Figure data in JSON
☆ ☆ ☆ ☆ ☆ ☆ ☆
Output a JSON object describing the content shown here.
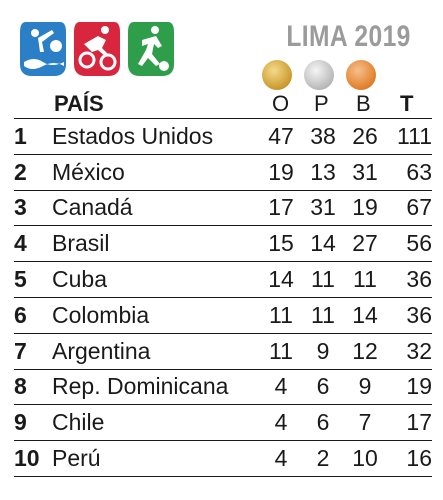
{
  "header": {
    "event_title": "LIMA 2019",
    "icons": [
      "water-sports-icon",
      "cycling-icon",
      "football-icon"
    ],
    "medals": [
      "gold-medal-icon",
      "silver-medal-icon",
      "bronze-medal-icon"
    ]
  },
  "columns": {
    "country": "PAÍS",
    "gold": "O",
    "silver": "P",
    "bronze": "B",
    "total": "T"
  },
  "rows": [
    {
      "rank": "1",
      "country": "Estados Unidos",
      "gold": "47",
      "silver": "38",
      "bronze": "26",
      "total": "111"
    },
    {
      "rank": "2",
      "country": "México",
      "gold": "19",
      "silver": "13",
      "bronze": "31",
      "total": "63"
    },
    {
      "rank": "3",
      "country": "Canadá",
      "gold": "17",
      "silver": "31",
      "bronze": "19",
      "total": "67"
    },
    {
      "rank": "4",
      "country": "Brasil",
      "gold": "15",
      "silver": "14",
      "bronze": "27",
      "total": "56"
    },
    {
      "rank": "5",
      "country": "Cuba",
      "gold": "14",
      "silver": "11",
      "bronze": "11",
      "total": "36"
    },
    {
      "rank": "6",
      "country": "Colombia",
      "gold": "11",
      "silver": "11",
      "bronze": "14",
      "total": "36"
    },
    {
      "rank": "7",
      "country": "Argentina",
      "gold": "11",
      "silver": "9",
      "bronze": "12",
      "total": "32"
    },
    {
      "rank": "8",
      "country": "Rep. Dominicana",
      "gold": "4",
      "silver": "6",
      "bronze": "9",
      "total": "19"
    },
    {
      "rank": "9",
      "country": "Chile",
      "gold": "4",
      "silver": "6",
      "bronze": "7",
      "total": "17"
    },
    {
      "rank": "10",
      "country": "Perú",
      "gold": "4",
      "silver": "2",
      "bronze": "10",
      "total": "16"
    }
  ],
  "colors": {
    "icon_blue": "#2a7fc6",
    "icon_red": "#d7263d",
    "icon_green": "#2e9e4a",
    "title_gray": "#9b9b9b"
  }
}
☆ ☆ ☆ ☆ ☆ ☆ ☆
* _What is being asked_:
Find the lines above holding the word "silver" and show them.

* _Exercise result_:
      "silver-medal-icon",
    "silver": "P",
      "silver": "38",
      "silver": "13",
      "silver": "31",
      "silver": "14",
      "silver": "11",
      "silver": "11",
      "silver": "9",
      "silver": "6",
      "silver": "6",
      "silver": "2",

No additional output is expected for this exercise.